Items listed in a dataset
+---+
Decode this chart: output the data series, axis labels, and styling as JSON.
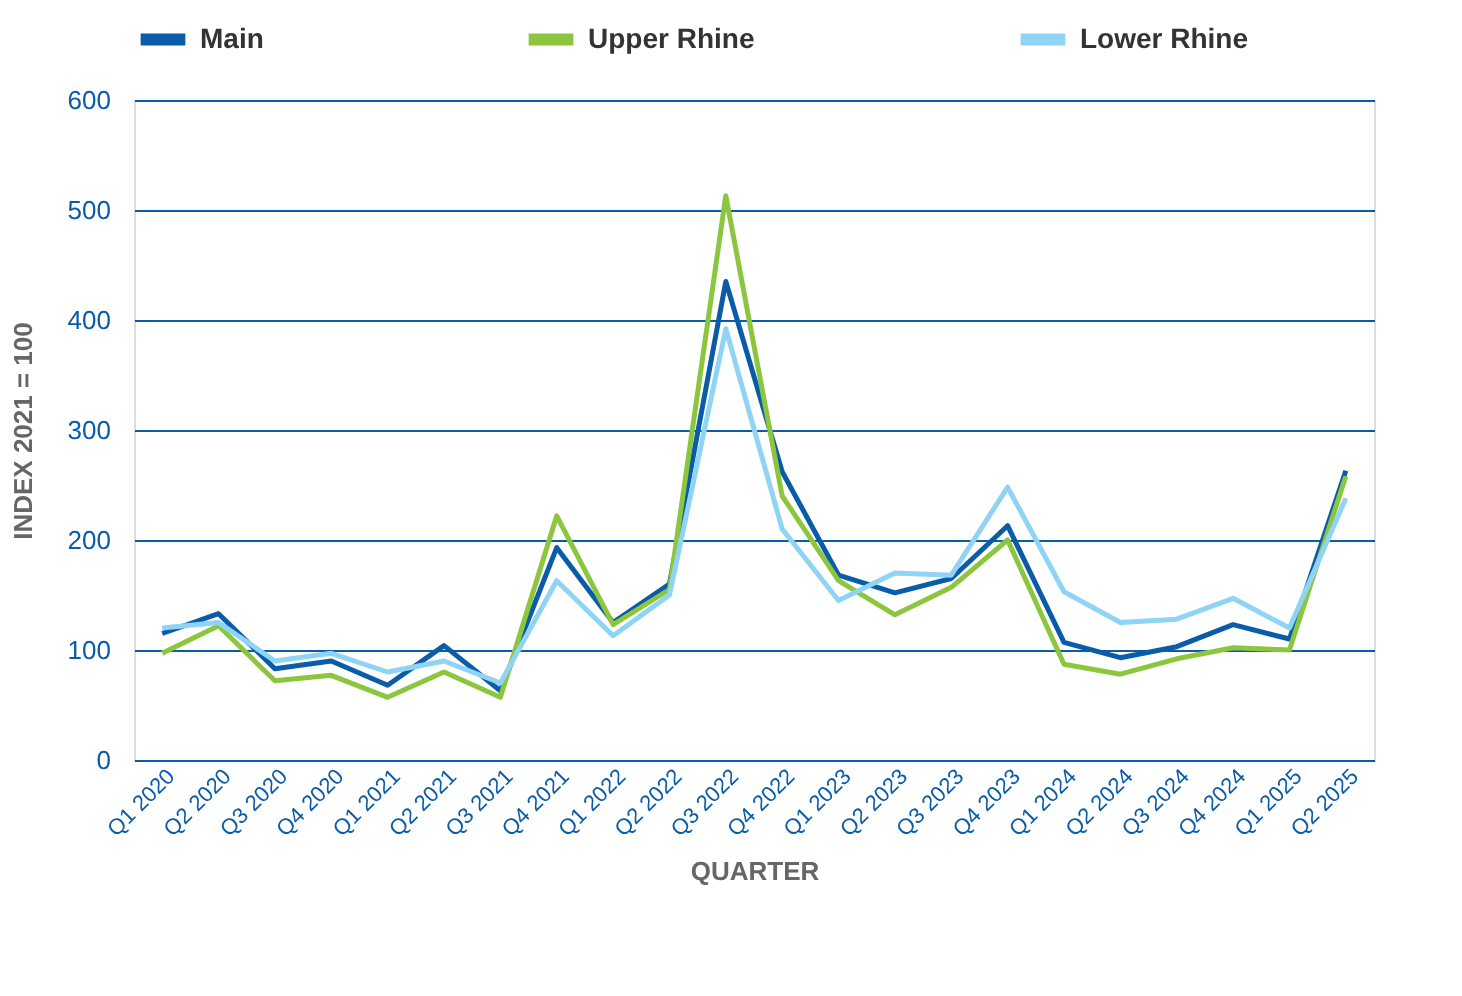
{
  "chart_data": {
    "type": "line",
    "xlabel": "QUARTER",
    "ylabel": "INDEX 2021 = 100",
    "categories": [
      "Q1 2020",
      "Q2 2020",
      "Q3 2020",
      "Q4 2020",
      "Q1 2021",
      "Q2 2021",
      "Q3 2021",
      "Q4 2021",
      "Q1 2022",
      "Q2 2022",
      "Q3 2022",
      "Q4 2022",
      "Q1 2023",
      "Q2 2023",
      "Q3 2023",
      "Q4 2023",
      "Q1 2024",
      "Q2 2024",
      "Q3 2024",
      "Q4 2024",
      "Q1 2025",
      "Q2 2025"
    ],
    "series": [
      {
        "name": "Main",
        "color": "#0a5ca8",
        "values": [
          115,
          133,
          83,
          90,
          68,
          104,
          63,
          193,
          125,
          160,
          435,
          262,
          168,
          152,
          165,
          213,
          107,
          93,
          103,
          123,
          110,
          263
        ]
      },
      {
        "name": "Upper Rhine",
        "color": "#8cc63f",
        "values": [
          97,
          122,
          72,
          77,
          57,
          80,
          57,
          222,
          123,
          155,
          513,
          240,
          163,
          132,
          157,
          200,
          87,
          78,
          92,
          102,
          100,
          258
        ]
      },
      {
        "name": "Lower Rhine",
        "color": "#8fd3f5",
        "values": [
          120,
          125,
          90,
          97,
          80,
          90,
          70,
          163,
          113,
          150,
          392,
          210,
          145,
          170,
          168,
          248,
          153,
          125,
          128,
          147,
          120,
          238
        ]
      }
    ],
    "ylim": [
      0,
      600
    ],
    "yticks": [
      0,
      100,
      200,
      300,
      400,
      500,
      600
    ],
    "grid": "y",
    "legend": "top",
    "line_style": "solid",
    "marker": "none"
  }
}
+---+
#### REQUIREMENT:
Pick out each line containing "name" and report it.

#### CORRECT ANSWER:
        "name": "Main",
        "name": "Upper Rhine",
        "name": "Lower Rhine",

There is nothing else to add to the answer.